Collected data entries
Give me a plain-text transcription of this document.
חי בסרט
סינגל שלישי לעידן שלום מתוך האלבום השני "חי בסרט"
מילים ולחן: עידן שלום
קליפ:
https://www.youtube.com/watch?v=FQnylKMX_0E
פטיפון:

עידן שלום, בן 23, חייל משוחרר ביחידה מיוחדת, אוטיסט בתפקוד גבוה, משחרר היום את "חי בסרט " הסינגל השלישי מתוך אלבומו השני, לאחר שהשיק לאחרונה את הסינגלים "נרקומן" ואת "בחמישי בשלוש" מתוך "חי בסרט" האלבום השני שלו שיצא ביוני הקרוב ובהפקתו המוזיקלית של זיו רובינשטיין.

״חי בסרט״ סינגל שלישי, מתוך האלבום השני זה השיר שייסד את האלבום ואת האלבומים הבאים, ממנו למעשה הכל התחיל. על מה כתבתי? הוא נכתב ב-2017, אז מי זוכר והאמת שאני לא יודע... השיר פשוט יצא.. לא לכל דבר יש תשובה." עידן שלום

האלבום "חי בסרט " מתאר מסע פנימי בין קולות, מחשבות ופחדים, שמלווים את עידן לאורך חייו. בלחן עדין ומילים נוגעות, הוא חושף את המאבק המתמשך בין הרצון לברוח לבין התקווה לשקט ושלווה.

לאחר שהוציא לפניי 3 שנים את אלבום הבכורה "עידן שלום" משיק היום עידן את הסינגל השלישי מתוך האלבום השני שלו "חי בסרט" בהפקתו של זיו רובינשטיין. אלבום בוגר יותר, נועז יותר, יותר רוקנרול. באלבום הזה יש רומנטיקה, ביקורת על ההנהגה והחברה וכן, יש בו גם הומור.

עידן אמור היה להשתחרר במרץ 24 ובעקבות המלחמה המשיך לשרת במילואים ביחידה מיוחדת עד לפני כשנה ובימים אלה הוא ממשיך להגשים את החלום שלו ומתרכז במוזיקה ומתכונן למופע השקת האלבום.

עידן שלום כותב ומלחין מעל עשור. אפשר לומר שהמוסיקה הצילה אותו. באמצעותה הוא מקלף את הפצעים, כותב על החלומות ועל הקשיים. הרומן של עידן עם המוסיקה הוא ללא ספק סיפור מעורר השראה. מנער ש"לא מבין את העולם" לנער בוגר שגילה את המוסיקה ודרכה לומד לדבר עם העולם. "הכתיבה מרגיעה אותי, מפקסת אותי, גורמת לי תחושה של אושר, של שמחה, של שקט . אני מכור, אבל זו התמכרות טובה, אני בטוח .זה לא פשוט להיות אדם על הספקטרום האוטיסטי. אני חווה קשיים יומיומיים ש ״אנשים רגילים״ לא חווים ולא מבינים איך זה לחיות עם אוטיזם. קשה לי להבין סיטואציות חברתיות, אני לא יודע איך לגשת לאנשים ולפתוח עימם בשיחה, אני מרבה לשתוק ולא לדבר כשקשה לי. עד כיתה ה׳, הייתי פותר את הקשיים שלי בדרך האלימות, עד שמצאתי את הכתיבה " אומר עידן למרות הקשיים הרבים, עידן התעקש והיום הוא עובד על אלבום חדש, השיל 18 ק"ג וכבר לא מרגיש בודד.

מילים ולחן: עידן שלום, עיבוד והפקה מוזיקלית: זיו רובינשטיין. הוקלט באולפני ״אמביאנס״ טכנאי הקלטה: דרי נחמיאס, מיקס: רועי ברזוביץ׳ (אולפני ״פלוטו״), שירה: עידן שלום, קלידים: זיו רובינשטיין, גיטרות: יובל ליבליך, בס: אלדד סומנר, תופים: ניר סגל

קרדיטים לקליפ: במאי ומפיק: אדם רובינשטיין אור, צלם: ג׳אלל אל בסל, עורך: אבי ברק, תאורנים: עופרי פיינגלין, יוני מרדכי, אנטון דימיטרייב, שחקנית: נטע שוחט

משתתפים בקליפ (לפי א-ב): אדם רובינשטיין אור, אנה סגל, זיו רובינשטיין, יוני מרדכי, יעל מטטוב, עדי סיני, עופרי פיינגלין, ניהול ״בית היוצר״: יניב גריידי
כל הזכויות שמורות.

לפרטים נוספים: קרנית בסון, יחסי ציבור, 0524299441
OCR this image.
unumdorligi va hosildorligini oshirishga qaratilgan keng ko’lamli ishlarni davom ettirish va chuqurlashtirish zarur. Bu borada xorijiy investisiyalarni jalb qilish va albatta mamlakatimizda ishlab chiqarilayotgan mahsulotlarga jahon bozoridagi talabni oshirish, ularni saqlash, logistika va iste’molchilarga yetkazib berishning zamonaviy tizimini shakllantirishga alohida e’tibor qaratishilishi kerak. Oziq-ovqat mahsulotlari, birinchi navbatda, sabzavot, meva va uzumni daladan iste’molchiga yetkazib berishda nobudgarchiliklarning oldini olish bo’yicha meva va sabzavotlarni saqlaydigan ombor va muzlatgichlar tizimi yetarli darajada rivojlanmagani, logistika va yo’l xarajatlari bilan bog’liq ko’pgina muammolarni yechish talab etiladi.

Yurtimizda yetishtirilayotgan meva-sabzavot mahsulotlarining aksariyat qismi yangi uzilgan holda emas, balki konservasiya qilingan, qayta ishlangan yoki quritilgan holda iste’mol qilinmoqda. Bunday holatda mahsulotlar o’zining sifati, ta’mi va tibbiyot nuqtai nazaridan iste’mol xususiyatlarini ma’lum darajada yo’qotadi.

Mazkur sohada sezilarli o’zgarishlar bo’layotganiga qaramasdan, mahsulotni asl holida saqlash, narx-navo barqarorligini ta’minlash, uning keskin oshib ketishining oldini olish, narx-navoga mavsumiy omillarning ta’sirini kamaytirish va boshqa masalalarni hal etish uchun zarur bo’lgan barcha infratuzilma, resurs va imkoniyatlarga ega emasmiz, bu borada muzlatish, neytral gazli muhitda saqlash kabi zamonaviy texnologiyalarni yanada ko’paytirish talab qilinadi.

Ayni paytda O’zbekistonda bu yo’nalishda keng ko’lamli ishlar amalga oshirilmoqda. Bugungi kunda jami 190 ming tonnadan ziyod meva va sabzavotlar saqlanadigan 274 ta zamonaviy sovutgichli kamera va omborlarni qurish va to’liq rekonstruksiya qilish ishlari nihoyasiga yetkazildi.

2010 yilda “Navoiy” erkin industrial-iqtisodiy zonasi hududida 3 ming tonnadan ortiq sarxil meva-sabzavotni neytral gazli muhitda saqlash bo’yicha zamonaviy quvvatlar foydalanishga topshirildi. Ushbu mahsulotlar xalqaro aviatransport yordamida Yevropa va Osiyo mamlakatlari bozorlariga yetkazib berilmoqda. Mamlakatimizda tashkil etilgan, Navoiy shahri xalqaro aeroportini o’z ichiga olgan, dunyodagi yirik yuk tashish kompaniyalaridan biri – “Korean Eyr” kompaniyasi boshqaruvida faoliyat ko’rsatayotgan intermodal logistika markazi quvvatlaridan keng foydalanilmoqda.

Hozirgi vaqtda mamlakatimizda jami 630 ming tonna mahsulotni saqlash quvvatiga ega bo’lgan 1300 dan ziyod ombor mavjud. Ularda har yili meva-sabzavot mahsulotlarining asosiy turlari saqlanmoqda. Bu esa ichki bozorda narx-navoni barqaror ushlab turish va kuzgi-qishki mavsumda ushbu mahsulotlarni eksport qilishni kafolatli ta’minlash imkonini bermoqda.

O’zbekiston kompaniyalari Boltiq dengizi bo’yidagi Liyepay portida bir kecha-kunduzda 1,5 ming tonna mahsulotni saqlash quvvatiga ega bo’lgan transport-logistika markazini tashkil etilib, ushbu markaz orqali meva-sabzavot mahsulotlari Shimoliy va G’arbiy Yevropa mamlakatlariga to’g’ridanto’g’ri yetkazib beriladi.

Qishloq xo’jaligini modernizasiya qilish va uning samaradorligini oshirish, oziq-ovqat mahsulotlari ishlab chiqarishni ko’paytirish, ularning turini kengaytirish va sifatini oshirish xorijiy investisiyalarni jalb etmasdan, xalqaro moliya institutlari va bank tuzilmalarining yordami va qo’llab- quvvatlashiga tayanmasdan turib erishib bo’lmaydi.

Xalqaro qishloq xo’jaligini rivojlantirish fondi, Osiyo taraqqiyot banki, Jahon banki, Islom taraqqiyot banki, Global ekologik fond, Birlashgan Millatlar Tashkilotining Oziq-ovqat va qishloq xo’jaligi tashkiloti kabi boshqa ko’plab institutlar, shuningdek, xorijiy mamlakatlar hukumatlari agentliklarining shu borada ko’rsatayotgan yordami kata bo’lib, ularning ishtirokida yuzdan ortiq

**Objective**. Return each line of the listing that holds the string "עופרי".

**Solution below**.
קרדיטים לקליפ: במאי ומפיק: אדם רובינשטיין אור, צלם: ג׳אלל אל בסל, עורך: אבי ברק, תאורנים: עופרי פיינגלין, יוני מרדכי, אנטון דימיטרייב, שחקנית: נטע שוחט
משתתפים בקליפ (לפי א-ב): אדם רובינשטיין אור, אנה סגל, זיו רובינשטיין, יוני מרדכי, יעל מטטוב, עדי סיני, עופרי פיינגלין, ניהול ״בית היוצר״: יניב גריידי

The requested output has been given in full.